Material shown.
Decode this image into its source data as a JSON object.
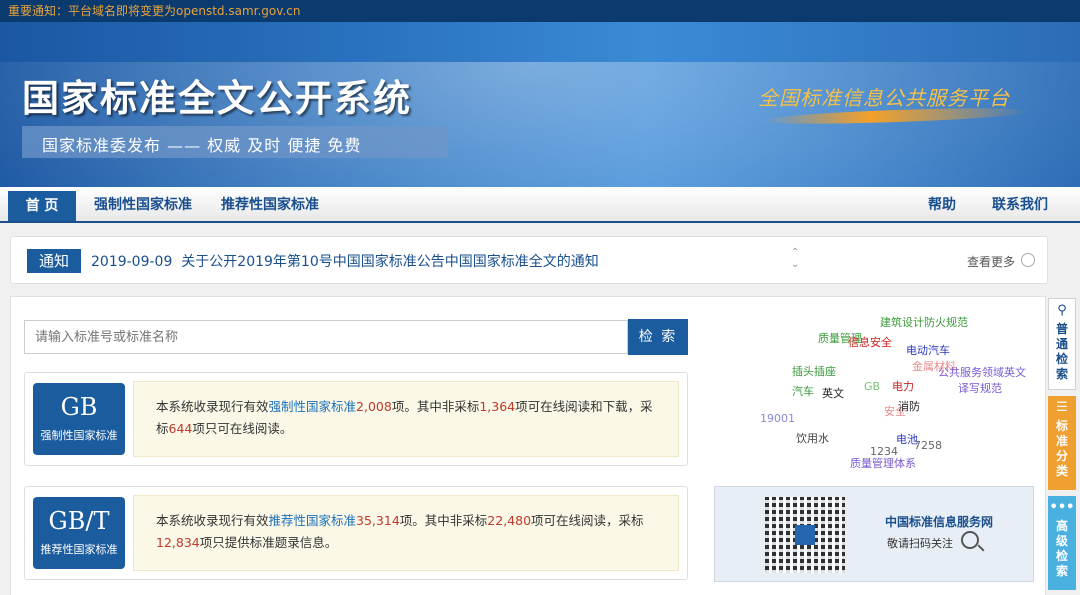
{
  "top_notice": "重要通知：平台域名即将变更为openstd.samr.gov.cn",
  "banner": {
    "title": "国家标准全文公开系统",
    "subtitle": "国家标准委发布 —— 权威 及时 便捷 免费",
    "right_slogan": "全国标准信息公共服务平台"
  },
  "nav": {
    "home": "首 页",
    "mandatory": "强制性国家标准",
    "recommended": "推荐性国家标准",
    "help": "帮助",
    "contact": "联系我们"
  },
  "notice": {
    "tag": "通知",
    "date": "2019-09-09",
    "text": "关于公开2019年第10号中国国家标准公告中国国家标准全文的通知",
    "more": "查看更多"
  },
  "search": {
    "placeholder": "请输入标准号或标准名称",
    "button": "检 索"
  },
  "cards": [
    {
      "badge": "GB",
      "badge_label": "强制性国家标准",
      "p1": "本系统收录现行有效",
      "link": "强制性国家标准",
      "n1": "2,008",
      "p2": "项。其中非采标",
      "n2": "1,364",
      "p3": "项可在线阅读和下载，采标",
      "n3": "644",
      "p4": "项只可在线阅读。"
    },
    {
      "badge": "GB/T",
      "badge_label": "推荐性国家标准",
      "p1": "本系统收录现行有效",
      "link": "推荐性国家标准",
      "n1": "35,314",
      "p2": "项。其中非采标",
      "n2": "22,480",
      "p3": "项可在线阅读，采标",
      "n3": "12,834",
      "p4": "项只提供标准题录信息。"
    }
  ],
  "tag_cloud": {
    "tags": [
      {
        "text": "建筑设计防火规范",
        "color": "#3a9a3a"
      },
      {
        "text": "质量管理",
        "color": "#3a9a3a"
      },
      {
        "text": "信息安全",
        "color": "#d02020"
      },
      {
        "text": "电动汽车",
        "color": "#2a3ac0"
      },
      {
        "text": "金属材料",
        "color": "#e88a8a"
      },
      {
        "text": "插头插座",
        "color": "#3a9a3a"
      },
      {
        "text": "公共服务领域英文",
        "color": "#7a5ad0"
      },
      {
        "text": "汽车",
        "color": "#3a9a3a"
      },
      {
        "text": "英文",
        "color": "#222222"
      },
      {
        "text": "GB",
        "color": "#7ac07a"
      },
      {
        "text": "电力",
        "color": "#d02020"
      },
      {
        "text": "译写规范",
        "color": "#7a5ad0"
      },
      {
        "text": "安全",
        "color": "#e88a8a"
      },
      {
        "text": "消防",
        "color": "#222222"
      },
      {
        "text": "19001",
        "color": "#8a8ad8"
      },
      {
        "text": "饮用水",
        "color": "#444444"
      },
      {
        "text": "电池",
        "color": "#2a3ac0"
      },
      {
        "text": "1234",
        "color": "#666666"
      },
      {
        "text": "7258",
        "color": "#666666"
      },
      {
        "text": "质量管理体系",
        "color": "#7a5ad0"
      }
    ]
  },
  "qr": {
    "title": "中国标准信息服务网",
    "subtitle": "敬请扫码关注"
  },
  "side_tabs": {
    "normal": "普通检索",
    "category": "标准分类",
    "advanced": "高级检索"
  }
}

Task objective.
Report how many lines of the records above contain the word "强制性国家标准", giving only the number.

Task output.
3